Task objective> Gather every line of the entries that includes the word "quote".

Material for this exercise>
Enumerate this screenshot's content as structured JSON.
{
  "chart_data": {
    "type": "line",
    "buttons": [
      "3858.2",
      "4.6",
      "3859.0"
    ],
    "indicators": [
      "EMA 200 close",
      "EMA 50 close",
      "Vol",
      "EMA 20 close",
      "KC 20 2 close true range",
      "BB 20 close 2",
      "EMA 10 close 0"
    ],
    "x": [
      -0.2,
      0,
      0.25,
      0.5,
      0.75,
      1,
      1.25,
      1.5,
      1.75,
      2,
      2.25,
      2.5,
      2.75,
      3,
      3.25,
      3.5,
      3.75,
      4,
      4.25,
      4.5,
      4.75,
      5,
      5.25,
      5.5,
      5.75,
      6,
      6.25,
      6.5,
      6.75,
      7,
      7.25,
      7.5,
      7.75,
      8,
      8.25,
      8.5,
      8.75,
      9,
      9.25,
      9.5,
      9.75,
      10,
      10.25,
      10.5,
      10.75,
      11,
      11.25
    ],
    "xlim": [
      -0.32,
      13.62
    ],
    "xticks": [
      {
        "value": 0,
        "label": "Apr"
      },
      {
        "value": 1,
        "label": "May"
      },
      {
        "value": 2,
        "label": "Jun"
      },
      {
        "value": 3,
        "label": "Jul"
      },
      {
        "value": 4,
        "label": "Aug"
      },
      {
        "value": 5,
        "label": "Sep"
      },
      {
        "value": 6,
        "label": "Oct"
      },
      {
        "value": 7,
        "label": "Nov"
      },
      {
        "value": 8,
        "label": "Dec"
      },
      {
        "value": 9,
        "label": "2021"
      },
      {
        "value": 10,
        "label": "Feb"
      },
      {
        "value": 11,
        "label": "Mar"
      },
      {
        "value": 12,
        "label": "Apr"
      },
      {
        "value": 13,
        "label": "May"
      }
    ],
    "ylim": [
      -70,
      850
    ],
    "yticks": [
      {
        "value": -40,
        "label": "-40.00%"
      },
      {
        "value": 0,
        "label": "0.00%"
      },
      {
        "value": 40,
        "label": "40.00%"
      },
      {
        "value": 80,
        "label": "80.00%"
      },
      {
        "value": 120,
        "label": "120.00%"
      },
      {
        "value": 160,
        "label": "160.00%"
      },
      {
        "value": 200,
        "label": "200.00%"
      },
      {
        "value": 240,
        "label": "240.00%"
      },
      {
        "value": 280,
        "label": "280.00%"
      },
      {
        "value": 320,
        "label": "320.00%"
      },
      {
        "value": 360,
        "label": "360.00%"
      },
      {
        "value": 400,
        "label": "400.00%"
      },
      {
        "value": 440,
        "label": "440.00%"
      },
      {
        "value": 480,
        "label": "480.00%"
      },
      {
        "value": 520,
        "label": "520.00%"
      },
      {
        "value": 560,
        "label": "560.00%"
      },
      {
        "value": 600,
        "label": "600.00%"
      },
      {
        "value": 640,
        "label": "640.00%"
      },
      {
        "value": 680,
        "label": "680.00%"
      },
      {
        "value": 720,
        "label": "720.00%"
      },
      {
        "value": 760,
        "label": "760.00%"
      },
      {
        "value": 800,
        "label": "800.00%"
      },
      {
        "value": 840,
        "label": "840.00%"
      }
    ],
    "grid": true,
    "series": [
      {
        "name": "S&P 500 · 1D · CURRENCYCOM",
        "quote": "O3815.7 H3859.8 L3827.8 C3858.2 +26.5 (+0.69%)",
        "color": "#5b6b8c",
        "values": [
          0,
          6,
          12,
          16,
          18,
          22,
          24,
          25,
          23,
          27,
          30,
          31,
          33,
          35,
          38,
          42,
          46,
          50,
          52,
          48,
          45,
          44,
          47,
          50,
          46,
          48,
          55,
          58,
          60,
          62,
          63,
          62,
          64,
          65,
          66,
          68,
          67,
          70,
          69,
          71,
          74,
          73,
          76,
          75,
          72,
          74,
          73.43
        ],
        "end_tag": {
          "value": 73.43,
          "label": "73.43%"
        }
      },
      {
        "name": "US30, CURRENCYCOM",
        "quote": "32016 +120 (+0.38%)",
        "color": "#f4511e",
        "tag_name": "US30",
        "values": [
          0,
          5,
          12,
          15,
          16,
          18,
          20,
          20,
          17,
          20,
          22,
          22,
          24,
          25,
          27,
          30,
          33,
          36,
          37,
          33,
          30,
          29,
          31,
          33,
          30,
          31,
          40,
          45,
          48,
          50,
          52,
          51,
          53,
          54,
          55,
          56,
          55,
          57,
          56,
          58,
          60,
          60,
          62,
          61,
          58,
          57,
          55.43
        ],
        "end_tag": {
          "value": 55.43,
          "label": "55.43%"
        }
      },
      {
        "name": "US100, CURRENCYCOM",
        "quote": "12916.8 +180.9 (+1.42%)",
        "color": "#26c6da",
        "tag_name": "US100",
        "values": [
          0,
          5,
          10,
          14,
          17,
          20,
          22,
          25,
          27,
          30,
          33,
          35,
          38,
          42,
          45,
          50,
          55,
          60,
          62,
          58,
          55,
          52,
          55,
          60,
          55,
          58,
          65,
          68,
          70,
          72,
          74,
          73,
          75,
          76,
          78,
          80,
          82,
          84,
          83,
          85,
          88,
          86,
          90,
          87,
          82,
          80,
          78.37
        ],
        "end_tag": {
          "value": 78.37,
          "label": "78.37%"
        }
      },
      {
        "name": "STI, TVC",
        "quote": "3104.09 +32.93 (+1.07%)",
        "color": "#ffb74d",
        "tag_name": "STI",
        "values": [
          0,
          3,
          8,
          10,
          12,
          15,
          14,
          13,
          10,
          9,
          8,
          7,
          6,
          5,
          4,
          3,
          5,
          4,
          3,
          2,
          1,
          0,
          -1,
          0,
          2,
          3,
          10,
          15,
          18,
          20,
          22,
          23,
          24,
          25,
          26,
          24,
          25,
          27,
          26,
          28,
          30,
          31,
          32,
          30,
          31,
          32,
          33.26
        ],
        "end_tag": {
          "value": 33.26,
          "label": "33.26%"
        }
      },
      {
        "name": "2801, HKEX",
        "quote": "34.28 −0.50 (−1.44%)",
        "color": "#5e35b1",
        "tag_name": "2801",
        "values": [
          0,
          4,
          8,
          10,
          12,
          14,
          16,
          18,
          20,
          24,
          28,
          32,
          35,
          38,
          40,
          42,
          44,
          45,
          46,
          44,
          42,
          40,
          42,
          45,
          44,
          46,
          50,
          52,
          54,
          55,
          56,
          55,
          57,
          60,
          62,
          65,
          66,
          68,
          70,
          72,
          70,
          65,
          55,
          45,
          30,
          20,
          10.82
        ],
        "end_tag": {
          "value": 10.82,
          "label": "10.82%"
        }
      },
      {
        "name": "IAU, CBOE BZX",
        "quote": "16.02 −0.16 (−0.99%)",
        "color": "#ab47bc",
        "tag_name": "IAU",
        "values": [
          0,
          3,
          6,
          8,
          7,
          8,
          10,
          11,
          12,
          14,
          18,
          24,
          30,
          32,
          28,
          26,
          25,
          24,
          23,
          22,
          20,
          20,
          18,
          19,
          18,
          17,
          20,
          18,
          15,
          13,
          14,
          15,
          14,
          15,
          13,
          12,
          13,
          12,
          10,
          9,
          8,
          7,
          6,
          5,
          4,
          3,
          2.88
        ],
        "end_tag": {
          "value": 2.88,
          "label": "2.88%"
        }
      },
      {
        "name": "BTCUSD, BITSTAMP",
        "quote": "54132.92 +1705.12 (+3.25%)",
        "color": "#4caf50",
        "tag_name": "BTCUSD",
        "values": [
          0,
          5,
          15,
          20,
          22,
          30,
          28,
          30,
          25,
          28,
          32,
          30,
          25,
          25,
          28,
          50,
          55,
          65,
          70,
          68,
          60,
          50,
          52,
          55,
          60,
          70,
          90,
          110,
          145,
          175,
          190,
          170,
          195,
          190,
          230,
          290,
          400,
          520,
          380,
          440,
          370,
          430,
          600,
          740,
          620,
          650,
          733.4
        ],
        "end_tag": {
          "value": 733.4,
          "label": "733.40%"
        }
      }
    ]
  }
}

Complete answer>
        "quote": "O3815.7 H3859.8 L3827.8 C3858.2 +26.5 (+0.69%)",
        "quote": "32016 +120 (+0.38%)",
        "quote": "12916.8 +180.9 (+1.42%)",
        "quote": "3104.09 +32.93 (+1.07%)",
        "quote": "34.28 −0.50 (−1.44%)",
        "quote": "16.02 −0.16 (−0.99%)",
        "quote": "54132.92 +1705.12 (+3.25%)",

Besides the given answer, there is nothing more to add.